- _Short exercise_
Write down each entry again, exactly as it reads.

- _Stored data_
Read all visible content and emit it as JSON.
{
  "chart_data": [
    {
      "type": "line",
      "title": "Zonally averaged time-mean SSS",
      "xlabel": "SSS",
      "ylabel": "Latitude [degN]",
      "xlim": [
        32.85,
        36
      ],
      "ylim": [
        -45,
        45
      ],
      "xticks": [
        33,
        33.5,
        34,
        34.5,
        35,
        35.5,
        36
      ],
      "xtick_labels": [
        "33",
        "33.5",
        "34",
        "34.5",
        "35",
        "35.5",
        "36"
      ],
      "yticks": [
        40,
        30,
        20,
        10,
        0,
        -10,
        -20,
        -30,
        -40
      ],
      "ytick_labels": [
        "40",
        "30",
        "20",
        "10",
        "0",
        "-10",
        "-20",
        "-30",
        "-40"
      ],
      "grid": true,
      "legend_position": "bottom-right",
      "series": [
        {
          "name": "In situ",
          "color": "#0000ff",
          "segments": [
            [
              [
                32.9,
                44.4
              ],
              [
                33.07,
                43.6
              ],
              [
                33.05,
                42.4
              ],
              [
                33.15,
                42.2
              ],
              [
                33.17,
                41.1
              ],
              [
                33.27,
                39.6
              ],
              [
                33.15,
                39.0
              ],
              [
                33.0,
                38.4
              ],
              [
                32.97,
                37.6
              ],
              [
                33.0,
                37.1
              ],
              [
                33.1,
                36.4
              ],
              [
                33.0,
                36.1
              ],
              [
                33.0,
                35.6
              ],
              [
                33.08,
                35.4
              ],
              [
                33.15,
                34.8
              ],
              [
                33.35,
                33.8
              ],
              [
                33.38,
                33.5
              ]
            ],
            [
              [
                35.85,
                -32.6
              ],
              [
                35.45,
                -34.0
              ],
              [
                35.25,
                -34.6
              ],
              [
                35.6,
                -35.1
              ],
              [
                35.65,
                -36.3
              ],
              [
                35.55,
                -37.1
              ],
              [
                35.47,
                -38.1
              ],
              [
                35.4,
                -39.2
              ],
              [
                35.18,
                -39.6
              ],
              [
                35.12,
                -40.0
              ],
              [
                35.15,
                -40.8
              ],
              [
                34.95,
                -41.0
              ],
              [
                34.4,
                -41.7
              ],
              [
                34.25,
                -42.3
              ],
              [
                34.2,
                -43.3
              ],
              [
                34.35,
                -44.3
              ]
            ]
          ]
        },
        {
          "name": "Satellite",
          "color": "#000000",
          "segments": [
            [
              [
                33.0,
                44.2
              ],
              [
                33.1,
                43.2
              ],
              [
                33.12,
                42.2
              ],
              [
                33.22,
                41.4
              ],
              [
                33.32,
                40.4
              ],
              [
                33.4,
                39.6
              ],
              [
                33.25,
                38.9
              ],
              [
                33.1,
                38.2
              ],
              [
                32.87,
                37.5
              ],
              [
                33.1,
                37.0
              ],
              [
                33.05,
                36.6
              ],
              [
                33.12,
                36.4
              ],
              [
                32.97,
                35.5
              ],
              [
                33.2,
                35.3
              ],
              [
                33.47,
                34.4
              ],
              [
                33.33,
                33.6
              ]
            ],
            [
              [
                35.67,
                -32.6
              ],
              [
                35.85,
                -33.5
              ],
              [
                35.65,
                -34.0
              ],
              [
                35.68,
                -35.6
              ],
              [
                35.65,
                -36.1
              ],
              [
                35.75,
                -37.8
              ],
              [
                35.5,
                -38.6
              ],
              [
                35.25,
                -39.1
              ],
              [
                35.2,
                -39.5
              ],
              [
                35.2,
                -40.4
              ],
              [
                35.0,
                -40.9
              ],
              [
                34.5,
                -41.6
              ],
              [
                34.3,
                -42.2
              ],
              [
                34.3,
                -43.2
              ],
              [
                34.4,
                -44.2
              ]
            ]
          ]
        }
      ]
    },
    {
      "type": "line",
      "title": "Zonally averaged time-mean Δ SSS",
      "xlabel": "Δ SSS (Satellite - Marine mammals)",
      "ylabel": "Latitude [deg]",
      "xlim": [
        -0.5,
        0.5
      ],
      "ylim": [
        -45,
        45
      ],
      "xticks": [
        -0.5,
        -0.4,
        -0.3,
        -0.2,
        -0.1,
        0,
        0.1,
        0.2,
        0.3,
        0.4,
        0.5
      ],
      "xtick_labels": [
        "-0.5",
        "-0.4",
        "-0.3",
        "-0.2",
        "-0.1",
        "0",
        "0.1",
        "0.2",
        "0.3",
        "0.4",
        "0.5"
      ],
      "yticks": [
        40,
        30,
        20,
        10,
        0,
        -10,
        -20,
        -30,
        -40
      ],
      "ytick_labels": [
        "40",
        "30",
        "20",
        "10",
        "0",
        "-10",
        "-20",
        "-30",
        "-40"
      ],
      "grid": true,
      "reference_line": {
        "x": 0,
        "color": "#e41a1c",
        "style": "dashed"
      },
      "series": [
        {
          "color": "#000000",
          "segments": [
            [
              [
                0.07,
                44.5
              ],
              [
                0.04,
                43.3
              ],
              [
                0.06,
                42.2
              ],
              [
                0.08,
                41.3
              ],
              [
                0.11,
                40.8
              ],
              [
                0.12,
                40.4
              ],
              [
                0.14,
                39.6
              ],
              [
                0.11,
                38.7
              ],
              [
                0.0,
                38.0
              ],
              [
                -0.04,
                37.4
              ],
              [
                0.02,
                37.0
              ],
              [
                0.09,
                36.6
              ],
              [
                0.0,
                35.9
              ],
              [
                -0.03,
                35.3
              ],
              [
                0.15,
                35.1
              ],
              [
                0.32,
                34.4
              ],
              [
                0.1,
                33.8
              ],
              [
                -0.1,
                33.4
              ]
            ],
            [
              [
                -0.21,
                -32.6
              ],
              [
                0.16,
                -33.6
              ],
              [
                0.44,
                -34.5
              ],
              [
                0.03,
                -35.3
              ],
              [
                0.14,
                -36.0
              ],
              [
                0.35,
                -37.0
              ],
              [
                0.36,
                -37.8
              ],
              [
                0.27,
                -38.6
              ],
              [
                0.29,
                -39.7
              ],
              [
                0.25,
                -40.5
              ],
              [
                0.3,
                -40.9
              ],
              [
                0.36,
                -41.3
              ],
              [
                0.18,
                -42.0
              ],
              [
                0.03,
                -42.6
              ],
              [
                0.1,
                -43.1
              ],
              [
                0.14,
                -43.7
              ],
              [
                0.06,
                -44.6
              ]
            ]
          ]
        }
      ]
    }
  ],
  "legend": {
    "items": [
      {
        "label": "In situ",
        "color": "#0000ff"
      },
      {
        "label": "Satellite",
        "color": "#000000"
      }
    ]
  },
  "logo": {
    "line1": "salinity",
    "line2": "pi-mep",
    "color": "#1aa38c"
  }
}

- _Written answer_
Read all visible content and emit it as JSON.
{
  "chart_data": [
    {
      "type": "line",
      "title": "Zonally averaged time-mean SSS",
      "xlabel": "SSS",
      "ylabel": "Latitude [degN]",
      "xlim": [
        32.85,
        36
      ],
      "ylim": [
        -45,
        45
      ],
      "xticks": [
        33,
        33.5,
        34,
        34.5,
        35,
        35.5,
        36
      ],
      "xtick_labels": [
        "33",
        "33.5",
        "34",
        "34.5",
        "35",
        "35.5",
        "36"
      ],
      "yticks": [
        40,
        30,
        20,
        10,
        0,
        -10,
        -20,
        -30,
        -40
      ],
      "ytick_labels": [
        "40",
        "30",
        "20",
        "10",
        "0",
        "-10",
        "-20",
        "-30",
        "-40"
      ],
      "grid": true,
      "legend_position": "bottom-right",
      "series": [
        {
          "name": "In situ",
          "color": "#0000ff",
          "segments": [
            [
              [
                32.9,
                44.4
              ],
              [
                33.07,
                43.6
              ],
              [
                33.05,
                42.4
              ],
              [
                33.15,
                42.2
              ],
              [
                33.17,
                41.1
              ],
              [
                33.27,
                39.6
              ],
              [
                33.15,
                39.0
              ],
              [
                33.0,
                38.4
              ],
              [
                32.97,
                37.6
              ],
              [
                33.0,
                37.1
              ],
              [
                33.1,
                36.4
              ],
              [
                33.0,
                36.1
              ],
              [
                33.0,
                35.6
              ],
              [
                33.08,
                35.4
              ],
              [
                33.15,
                34.8
              ],
              [
                33.35,
                33.8
              ],
              [
                33.38,
                33.5
              ]
            ],
            [
              [
                35.85,
                -32.6
              ],
              [
                35.45,
                -34.0
              ],
              [
                35.25,
                -34.6
              ],
              [
                35.6,
                -35.1
              ],
              [
                35.65,
                -36.3
              ],
              [
                35.55,
                -37.1
              ],
              [
                35.47,
                -38.1
              ],
              [
                35.4,
                -39.2
              ],
              [
                35.18,
                -39.6
              ],
              [
                35.12,
                -40.0
              ],
              [
                35.15,
                -40.8
              ],
              [
                34.95,
                -41.0
              ],
              [
                34.4,
                -41.7
              ],
              [
                34.25,
                -42.3
              ],
              [
                34.2,
                -43.3
              ],
              [
                34.35,
                -44.3
              ]
            ]
          ]
        },
        {
          "name": "Satellite",
          "color": "#000000",
          "segments": [
            [
              [
                33.0,
                44.2
              ],
              [
                33.1,
                43.2
              ],
              [
                33.12,
                42.2
              ],
              [
                33.22,
                41.4
              ],
              [
                33.32,
                40.4
              ],
              [
                33.4,
                39.6
              ],
              [
                33.25,
                38.9
              ],
              [
                33.1,
                38.2
              ],
              [
                32.87,
                37.5
              ],
              [
                33.1,
                37.0
              ],
              [
                33.05,
                36.6
              ],
              [
                33.12,
                36.4
              ],
              [
                32.97,
                35.5
              ],
              [
                33.2,
                35.3
              ],
              [
                33.47,
                34.4
              ],
              [
                33.33,
                33.6
              ]
            ],
            [
              [
                35.67,
                -32.6
              ],
              [
                35.85,
                -33.5
              ],
              [
                35.65,
                -34.0
              ],
              [
                35.68,
                -35.6
              ],
              [
                35.65,
                -36.1
              ],
              [
                35.75,
                -37.8
              ],
              [
                35.5,
                -38.6
              ],
              [
                35.25,
                -39.1
              ],
              [
                35.2,
                -39.5
              ],
              [
                35.2,
                -40.4
              ],
              [
                35.0,
                -40.9
              ],
              [
                34.5,
                -41.6
              ],
              [
                34.3,
                -42.2
              ],
              [
                34.3,
                -43.2
              ],
              [
                34.4,
                -44.2
              ]
            ]
          ]
        }
      ]
    },
    {
      "type": "line",
      "title": "Zonally averaged time-mean Δ SSS",
      "xlabel": "Δ SSS (Satellite - Marine mammals)",
      "ylabel": "Latitude [deg]",
      "xlim": [
        -0.5,
        0.5
      ],
      "ylim": [
        -45,
        45
      ],
      "xticks": [
        -0.5,
        -0.4,
        -0.3,
        -0.2,
        -0.1,
        0,
        0.1,
        0.2,
        0.3,
        0.4,
        0.5
      ],
      "xtick_labels": [
        "-0.5",
        "-0.4",
        "-0.3",
        "-0.2",
        "-0.1",
        "0",
        "0.1",
        "0.2",
        "0.3",
        "0.4",
        "0.5"
      ],
      "yticks": [
        40,
        30,
        20,
        10,
        0,
        -10,
        -20,
        -30,
        -40
      ],
      "ytick_labels": [
        "40",
        "30",
        "20",
        "10",
        "0",
        "-10",
        "-20",
        "-30",
        "-40"
      ],
      "grid": true,
      "reference_line": {
        "x": 0,
        "color": "#e41a1c",
        "style": "dashed"
      },
      "series": [
        {
          "color": "#000000",
          "segments": [
            [
              [
                0.07,
                44.5
              ],
              [
                0.04,
                43.3
              ],
              [
                0.06,
                42.2
              ],
              [
                0.08,
                41.3
              ],
              [
                0.11,
                40.8
              ],
              [
                0.12,
                40.4
              ],
              [
                0.14,
                39.6
              ],
              [
                0.11,
                38.7
              ],
              [
                0.0,
                38.0
              ],
              [
                -0.04,
                37.4
              ],
              [
                0.02,
                37.0
              ],
              [
                0.09,
                36.6
              ],
              [
                0.0,
                35.9
              ],
              [
                -0.03,
                35.3
              ],
              [
                0.15,
                35.1
              ],
              [
                0.32,
                34.4
              ],
              [
                0.1,
                33.8
              ],
              [
                -0.1,
                33.4
              ]
            ],
            [
              [
                -0.21,
                -32.6
              ],
              [
                0.16,
                -33.6
              ],
              [
                0.44,
                -34.5
              ],
              [
                0.03,
                -35.3
              ],
              [
                0.14,
                -36.0
              ],
              [
                0.35,
                -37.0
              ],
              [
                0.36,
                -37.8
              ],
              [
                0.27,
                -38.6
              ],
              [
                0.29,
                -39.7
              ],
              [
                0.25,
                -40.5
              ],
              [
                0.3,
                -40.9
              ],
              [
                0.36,
                -41.3
              ],
              [
                0.18,
                -42.0
              ],
              [
                0.03,
                -42.6
              ],
              [
                0.1,
                -43.1
              ],
              [
                0.14,
                -43.7
              ],
              [
                0.06,
                -44.6
              ]
            ]
          ]
        }
      ]
    }
  ],
  "legend": {
    "items": [
      {
        "label": "In situ",
        "color": "#0000ff"
      },
      {
        "label": "Satellite",
        "color": "#000000"
      }
    ]
  },
  "logo": {
    "line1": "salinity",
    "line2": "pi-mep",
    "color": "#1aa38c"
  }
}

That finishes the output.